## [Your task]
Skip the images and copy each record exactly as written.

## [Given data]

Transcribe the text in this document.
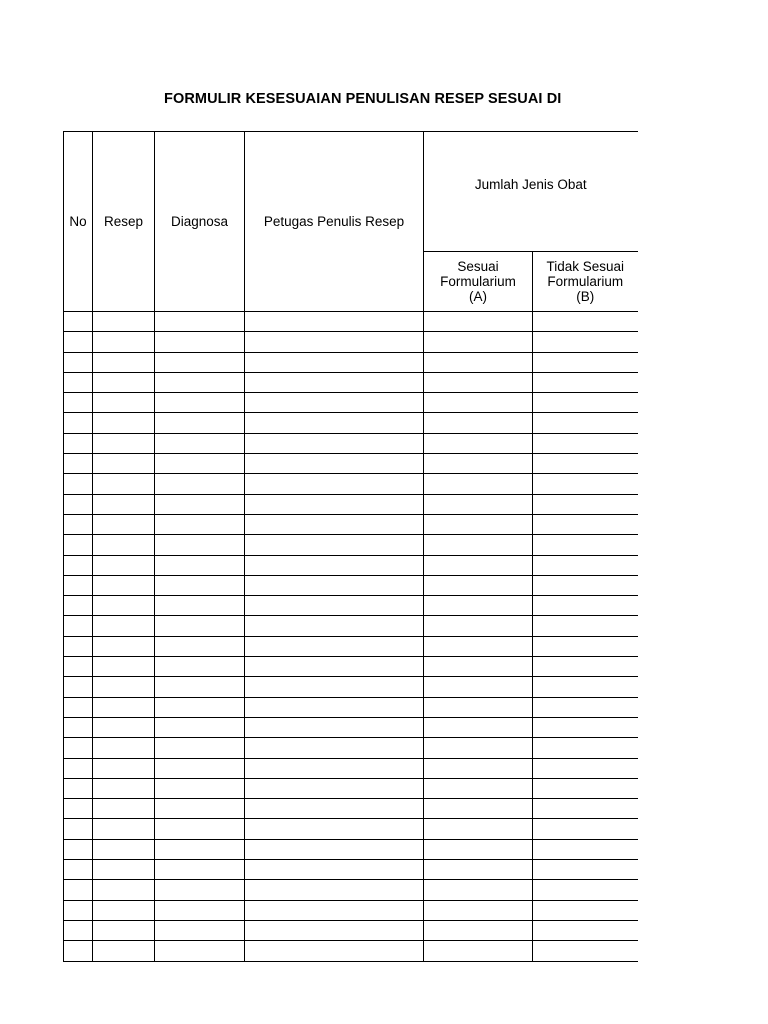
FORMULIR KESESUAIAN PENULISAN RESEP SESUAI DI
No	Resep	Diagnosa	Petugas Penulis Resep	Jumlah Jenis Obat	

				Sesuai
Formularium
(A)	Tidak Sesuai
Formularium
(B)
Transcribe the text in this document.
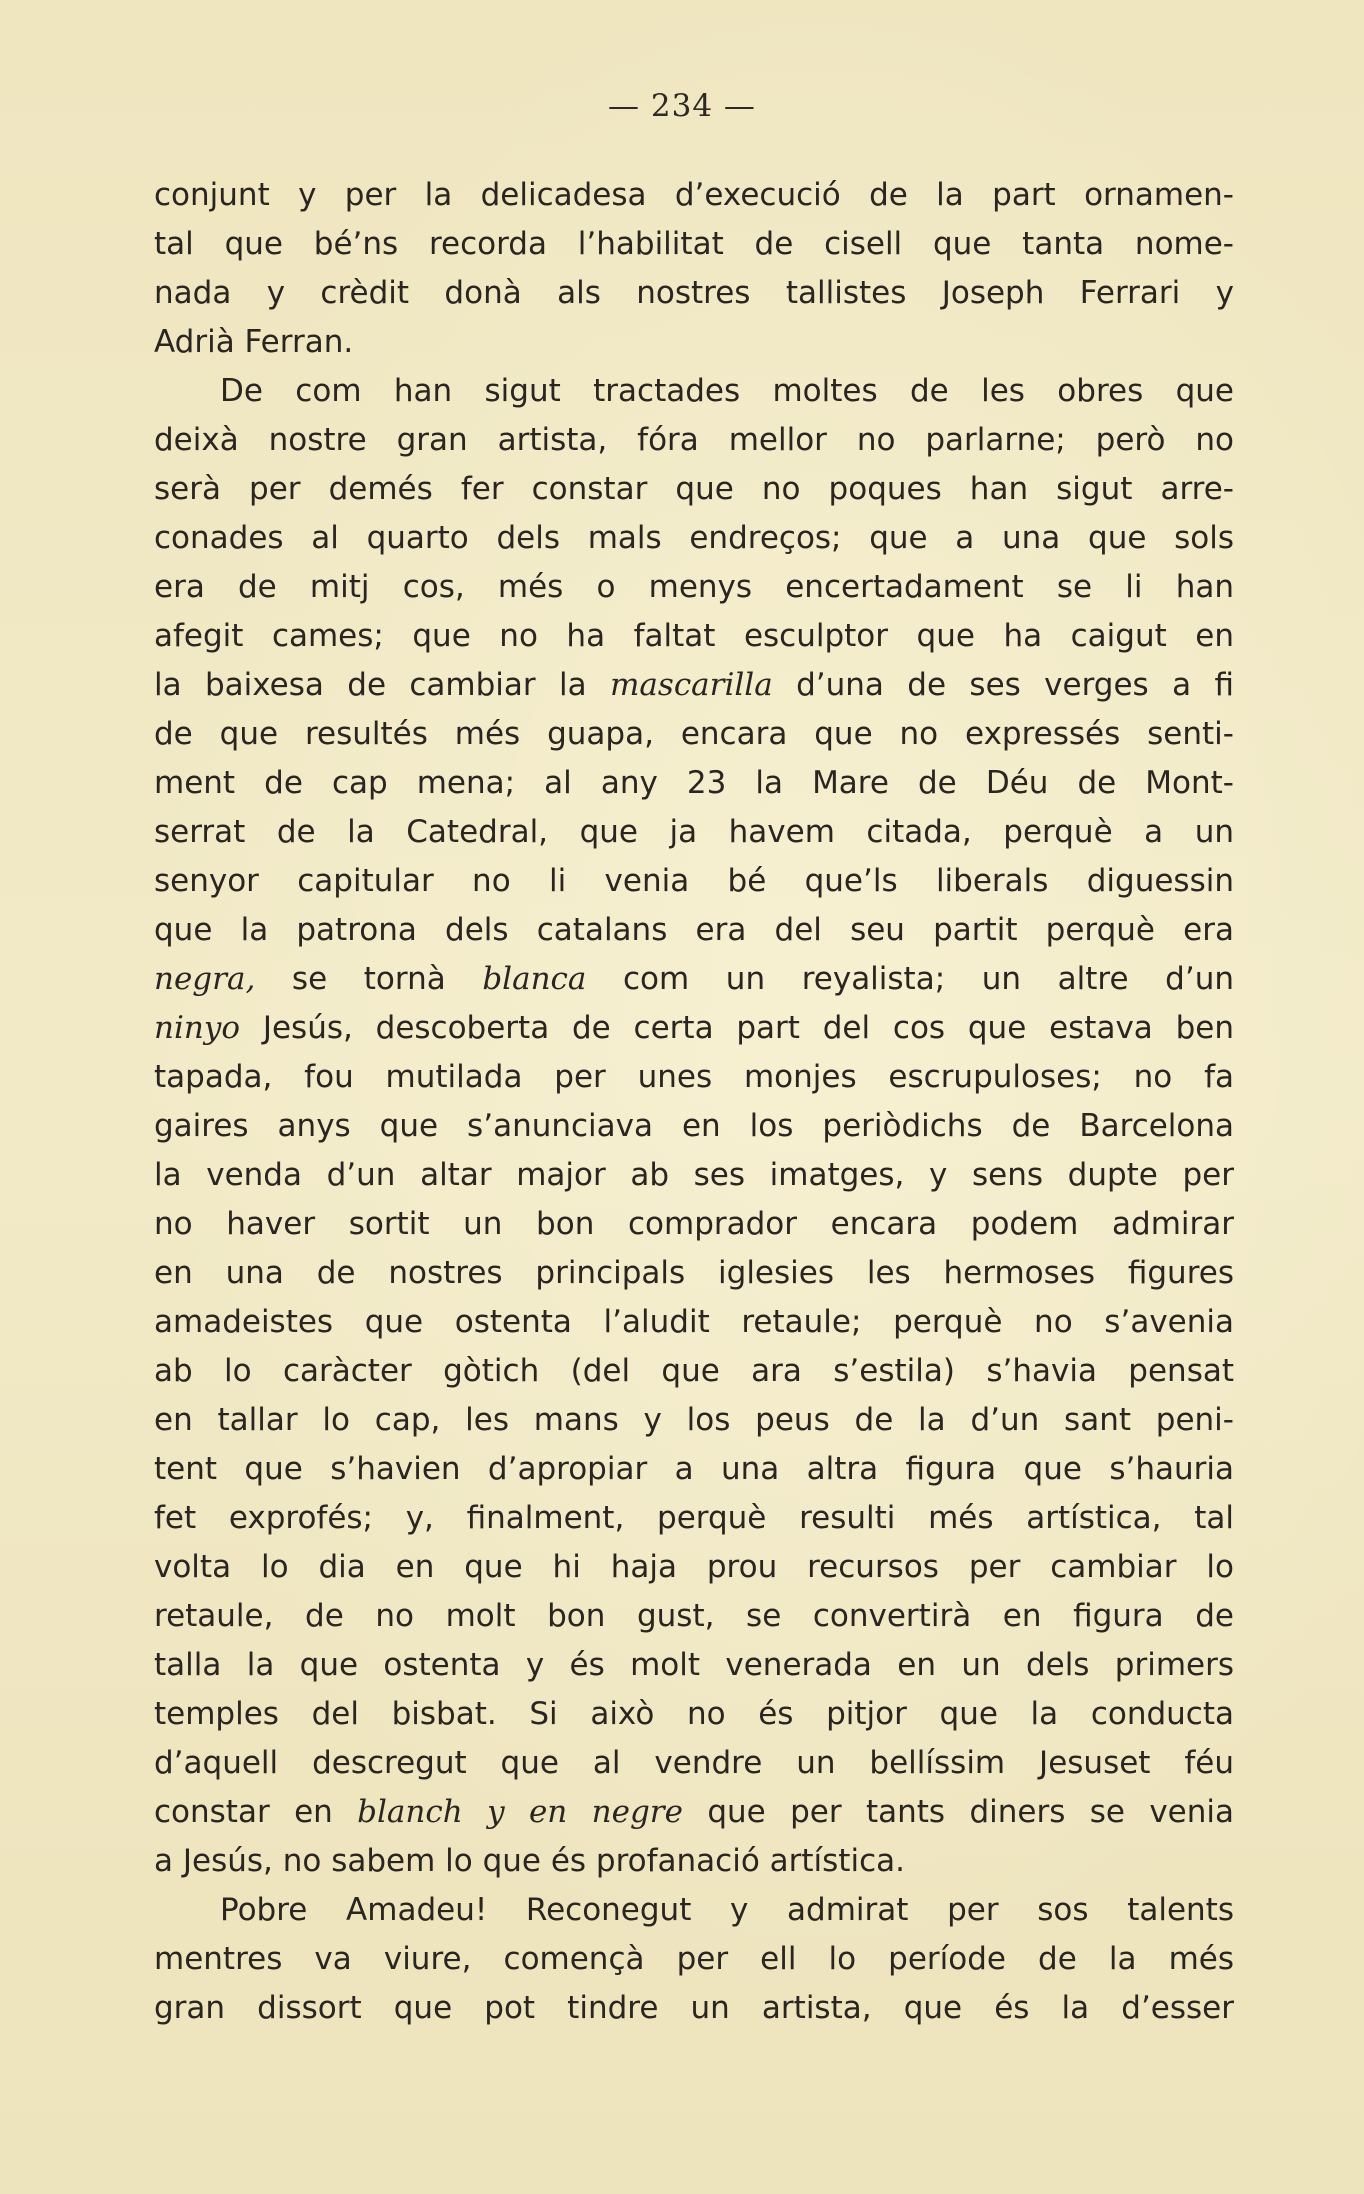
— 234 —
conjunt y per la delicadesa d’execució de la part ornamen-
tal que bé’ns recorda l’habilitat de cisell que tanta nome-
nada y crèdit donà als nostres tallistes Joseph Ferrari y
Adrià Ferran.
De com han sigut tractades moltes de les obres que
deixà nostre gran artista, fóra mellor no parlarne; però no
serà per demés fer constar que no poques han sigut arre-
conades al quarto dels mals endreços; que a una que sols
era de mitj cos, més o menys encertadament se li han
afegit cames; que no ha faltat esculptor que ha caigut en
la baixesa de cambiar la mascarilla d’una de ses verges a fi
de que resultés més guapa, encara que no expressés senti-
ment de cap mena; al any 23 la Mare de Déu de Mont-
serrat de la Catedral, que ja havem citada, perquè a un
senyor capitular no li venia bé que’ls liberals diguessin
que la patrona dels catalans era del seu partit perquè era
negra, se tornà blanca com un reyalista; un altre d’un
ninyo Jesús, descoberta de certa part del cos que estava ben
tapada, fou mutilada per unes monjes escrupuloses; no fa
gaires anys que s’anunciava en los periòdichs de Barcelona
la venda d’un altar major ab ses imatges, y sens dupte per
no haver sortit un bon comprador encara podem admirar
en una de nostres principals iglesies les hermoses figures
amadeistes que ostenta l’aludit retaule; perquè no s’avenia
ab lo caràcter gòtich (del que ara s’estila) s’havia pensat
en tallar lo cap, les mans y los peus de la d’un sant peni-
tent que s’havien d’apropiar a una altra figura que s’hauria
fet exprofés; y, finalment, perquè resulti més artística, tal
volta lo dia en que hi haja prou recursos per cambiar lo
retaule, de no molt bon gust, se convertirà en figura de
talla la que ostenta y és molt venerada en un dels primers
temples del bisbat. Si això no és pitjor que la conducta
d’aquell descregut que al vendre un bellíssim Jesuset féu
constar en blanch y en negre que per tants diners se venia
a Jesús, no sabem lo que és profanació artística.
Pobre Amadeu! Reconegut y admirat per sos talents
mentres va viure, començà per ell lo període de la més
gran dissort que pot tindre un artista, que és la d’esser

## [Response for this exercise]
Transcribe the text in this document.
FORMULIR KESESUAIAN PENULISAN RESEP SESUAI DI
No	Resep	Diagnosa	Petugas Penulis Resep	Jumlah Jenis Obat	

				Sesuai
Formularium
(A)	Tidak Sesuai
Formularium
(B)
Transcribe the text in this document.
— 234 —
conjunt y per la delicadesa d’execució de la part ornamen-
tal que bé’ns recorda l’habilitat de cisell que tanta nome-
nada y crèdit donà als nostres tallistes Joseph Ferrari y
Adrià Ferran.
De com han sigut tractades moltes de les obres que
deixà nostre gran artista, fóra mellor no parlarne; però no
serà per demés fer constar que no poques han sigut arre-
conades al quarto dels mals endreços; que a una que sols
era de mitj cos, més o menys encertadament se li han
afegit cames; que no ha faltat esculptor que ha caigut en
la baixesa de cambiar la mascarilla d’una de ses verges a fi
de que resultés més guapa, encara que no expressés senti-
ment de cap mena; al any 23 la Mare de Déu de Mont-
serrat de la Catedral, que ja havem citada, perquè a un
senyor capitular no li venia bé que’ls liberals diguessin
que la patrona dels catalans era del seu partit perquè era
negra, se tornà blanca com un reyalista; un altre d’un
ninyo Jesús, descoberta de certa part del cos que estava ben
tapada, fou mutilada per unes monjes escrupuloses; no fa
gaires anys que s’anunciava en los periòdichs de Barcelona
la venda d’un altar major ab ses imatges, y sens dupte per
no haver sortit un bon comprador encara podem admirar
en una de nostres principals iglesies les hermoses figures
amadeistes que ostenta l’aludit retaule; perquè no s’avenia
ab lo caràcter gòtich (del que ara s’estila) s’havia pensat
en tallar lo cap, les mans y los peus de la d’un sant peni-
tent que s’havien d’apropiar a una altra figura que s’hauria
fet exprofés; y, finalment, perquè resulti més artística, tal
volta lo dia en que hi haja prou recursos per cambiar lo
retaule, de no molt bon gust, se convertirà en figura de
talla la que ostenta y és molt venerada en un dels primers
temples del bisbat. Si això no és pitjor que la conducta
d’aquell descregut que al vendre un bellíssim Jesuset féu
constar en blanch y en negre que per tants diners se venia
a Jesús, no sabem lo que és profanació artística.
Pobre Amadeu! Reconegut y admirat per sos talents
mentres va viure, començà per ell lo període de la més
gran dissort que pot tindre un artista, que és la d’esser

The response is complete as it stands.